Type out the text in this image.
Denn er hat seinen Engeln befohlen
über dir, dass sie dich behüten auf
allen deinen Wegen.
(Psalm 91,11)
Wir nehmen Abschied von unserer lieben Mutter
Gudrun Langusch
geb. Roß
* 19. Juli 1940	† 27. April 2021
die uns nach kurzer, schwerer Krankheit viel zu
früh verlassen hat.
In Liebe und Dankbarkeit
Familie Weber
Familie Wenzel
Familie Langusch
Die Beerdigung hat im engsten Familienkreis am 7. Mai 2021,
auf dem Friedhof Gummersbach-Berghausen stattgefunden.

=====

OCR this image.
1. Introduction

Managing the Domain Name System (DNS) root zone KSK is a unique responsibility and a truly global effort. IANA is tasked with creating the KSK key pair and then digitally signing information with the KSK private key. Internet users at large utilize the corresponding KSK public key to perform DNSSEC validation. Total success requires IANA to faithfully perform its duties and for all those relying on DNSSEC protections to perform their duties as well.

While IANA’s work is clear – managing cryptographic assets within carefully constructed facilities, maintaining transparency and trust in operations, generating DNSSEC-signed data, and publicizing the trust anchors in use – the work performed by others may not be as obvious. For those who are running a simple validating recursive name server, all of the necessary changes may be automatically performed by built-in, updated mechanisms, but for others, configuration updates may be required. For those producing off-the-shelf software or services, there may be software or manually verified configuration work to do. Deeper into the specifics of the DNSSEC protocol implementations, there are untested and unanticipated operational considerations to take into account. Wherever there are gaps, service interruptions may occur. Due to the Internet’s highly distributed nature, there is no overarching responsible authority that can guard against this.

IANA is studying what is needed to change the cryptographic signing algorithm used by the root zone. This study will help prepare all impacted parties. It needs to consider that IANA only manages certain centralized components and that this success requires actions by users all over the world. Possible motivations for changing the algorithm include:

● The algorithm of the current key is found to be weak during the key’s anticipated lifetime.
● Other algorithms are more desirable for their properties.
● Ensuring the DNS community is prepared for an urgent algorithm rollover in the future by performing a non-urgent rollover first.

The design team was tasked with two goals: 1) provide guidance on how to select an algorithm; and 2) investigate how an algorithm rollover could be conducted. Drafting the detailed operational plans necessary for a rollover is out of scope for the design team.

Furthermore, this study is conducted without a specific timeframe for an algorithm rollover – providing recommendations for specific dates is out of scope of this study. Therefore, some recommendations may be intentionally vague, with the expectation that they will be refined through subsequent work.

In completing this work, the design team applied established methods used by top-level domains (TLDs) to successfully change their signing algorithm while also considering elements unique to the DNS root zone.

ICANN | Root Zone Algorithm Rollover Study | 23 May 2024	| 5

=====

> Task description
Copy all lines from the listing that contain "scope".

> Output of the exercise
The design team was tasked with two goals: 1) provide guidance on how to select an algorithm; and 2) investigate how an algorithm rollover could be conducted. Drafting the detailed operational plans necessary for a rollover is out of scope for the design team.
Furthermore, this study is conducted without a specific timeframe for an algorithm rollover – providing recommendations for specific dates is out of scope of this study. Therefore, some recommendations may be intentionally vague, with the expectation that they will be refined through subsequent work.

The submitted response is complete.